Find all the lines with "JSON" and gather them.

Entries provided:
▼
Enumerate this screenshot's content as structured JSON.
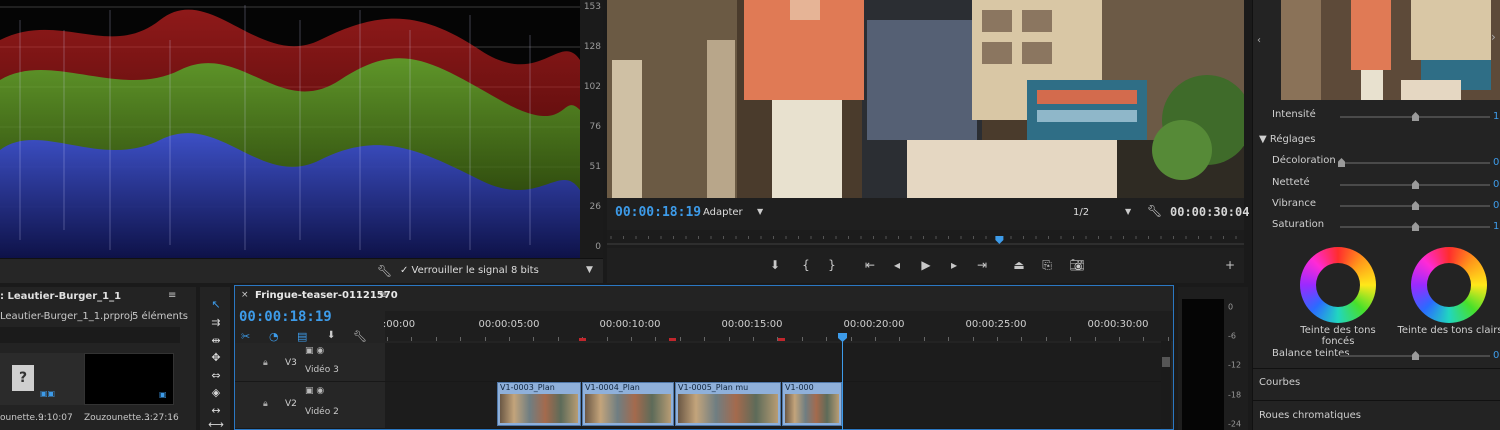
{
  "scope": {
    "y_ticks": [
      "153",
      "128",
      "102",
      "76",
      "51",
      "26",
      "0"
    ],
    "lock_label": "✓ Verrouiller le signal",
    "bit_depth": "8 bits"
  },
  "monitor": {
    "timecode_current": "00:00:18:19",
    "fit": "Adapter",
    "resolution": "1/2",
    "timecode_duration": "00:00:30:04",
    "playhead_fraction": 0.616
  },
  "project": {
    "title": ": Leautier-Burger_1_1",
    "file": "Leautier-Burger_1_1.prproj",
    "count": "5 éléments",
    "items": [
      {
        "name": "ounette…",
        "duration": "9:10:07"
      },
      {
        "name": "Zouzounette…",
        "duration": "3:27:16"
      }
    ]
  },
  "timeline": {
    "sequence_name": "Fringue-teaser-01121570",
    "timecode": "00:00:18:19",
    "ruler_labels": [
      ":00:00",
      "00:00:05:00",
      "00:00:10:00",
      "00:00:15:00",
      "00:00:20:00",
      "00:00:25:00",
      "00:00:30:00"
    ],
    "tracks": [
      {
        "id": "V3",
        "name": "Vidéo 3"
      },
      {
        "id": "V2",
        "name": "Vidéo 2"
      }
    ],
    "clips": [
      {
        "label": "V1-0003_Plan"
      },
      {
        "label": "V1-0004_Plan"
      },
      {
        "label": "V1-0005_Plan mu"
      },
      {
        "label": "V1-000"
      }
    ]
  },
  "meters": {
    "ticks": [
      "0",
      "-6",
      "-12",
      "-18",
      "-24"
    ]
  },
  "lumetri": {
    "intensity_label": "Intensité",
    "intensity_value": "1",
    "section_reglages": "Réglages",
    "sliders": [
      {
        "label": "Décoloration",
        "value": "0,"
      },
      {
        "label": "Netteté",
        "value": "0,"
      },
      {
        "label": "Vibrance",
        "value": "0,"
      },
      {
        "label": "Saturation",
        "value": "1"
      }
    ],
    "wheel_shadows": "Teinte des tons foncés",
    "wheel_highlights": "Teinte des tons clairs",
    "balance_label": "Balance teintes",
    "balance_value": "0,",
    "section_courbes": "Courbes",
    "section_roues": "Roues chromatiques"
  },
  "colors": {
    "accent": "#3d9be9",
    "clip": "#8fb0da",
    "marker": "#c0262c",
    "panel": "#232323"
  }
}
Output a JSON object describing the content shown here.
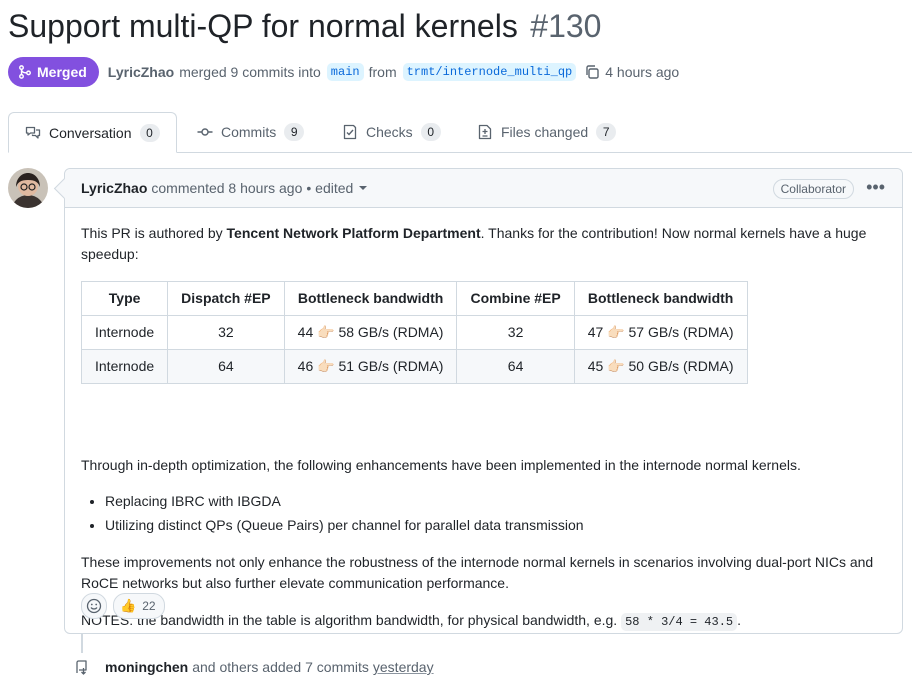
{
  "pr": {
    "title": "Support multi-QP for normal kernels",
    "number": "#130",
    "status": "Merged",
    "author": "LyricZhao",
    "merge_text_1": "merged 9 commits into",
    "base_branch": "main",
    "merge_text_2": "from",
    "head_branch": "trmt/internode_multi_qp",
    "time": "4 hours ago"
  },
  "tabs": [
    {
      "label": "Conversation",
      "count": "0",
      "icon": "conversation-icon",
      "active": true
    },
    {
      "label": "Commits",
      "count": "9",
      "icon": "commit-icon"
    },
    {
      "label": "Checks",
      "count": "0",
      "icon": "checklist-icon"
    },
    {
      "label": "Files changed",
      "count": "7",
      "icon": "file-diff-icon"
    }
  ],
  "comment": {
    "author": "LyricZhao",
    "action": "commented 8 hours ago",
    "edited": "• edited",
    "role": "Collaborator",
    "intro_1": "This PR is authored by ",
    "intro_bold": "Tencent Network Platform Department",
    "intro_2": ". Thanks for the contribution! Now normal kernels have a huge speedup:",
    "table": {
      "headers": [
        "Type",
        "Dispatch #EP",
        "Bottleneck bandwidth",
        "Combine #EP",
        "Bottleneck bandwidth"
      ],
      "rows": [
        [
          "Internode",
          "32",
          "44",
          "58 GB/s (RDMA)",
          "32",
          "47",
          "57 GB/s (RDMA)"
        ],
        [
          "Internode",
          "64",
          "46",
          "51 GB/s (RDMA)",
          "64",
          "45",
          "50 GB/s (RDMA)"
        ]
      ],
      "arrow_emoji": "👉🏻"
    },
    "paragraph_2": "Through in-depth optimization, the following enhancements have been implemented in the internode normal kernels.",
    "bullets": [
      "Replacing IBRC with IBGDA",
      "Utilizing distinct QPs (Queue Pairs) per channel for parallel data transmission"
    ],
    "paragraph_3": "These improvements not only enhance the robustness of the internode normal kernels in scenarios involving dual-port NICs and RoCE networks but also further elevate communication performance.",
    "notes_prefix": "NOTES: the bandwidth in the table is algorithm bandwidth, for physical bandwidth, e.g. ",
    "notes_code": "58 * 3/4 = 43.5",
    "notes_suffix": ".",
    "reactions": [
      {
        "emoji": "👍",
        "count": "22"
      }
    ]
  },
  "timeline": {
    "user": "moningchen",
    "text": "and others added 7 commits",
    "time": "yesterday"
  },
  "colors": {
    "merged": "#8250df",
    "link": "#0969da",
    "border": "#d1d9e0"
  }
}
▲
Result below:
Enumerate this screenshot's content as structured JSON.
Output a JSON object describing the content shown here.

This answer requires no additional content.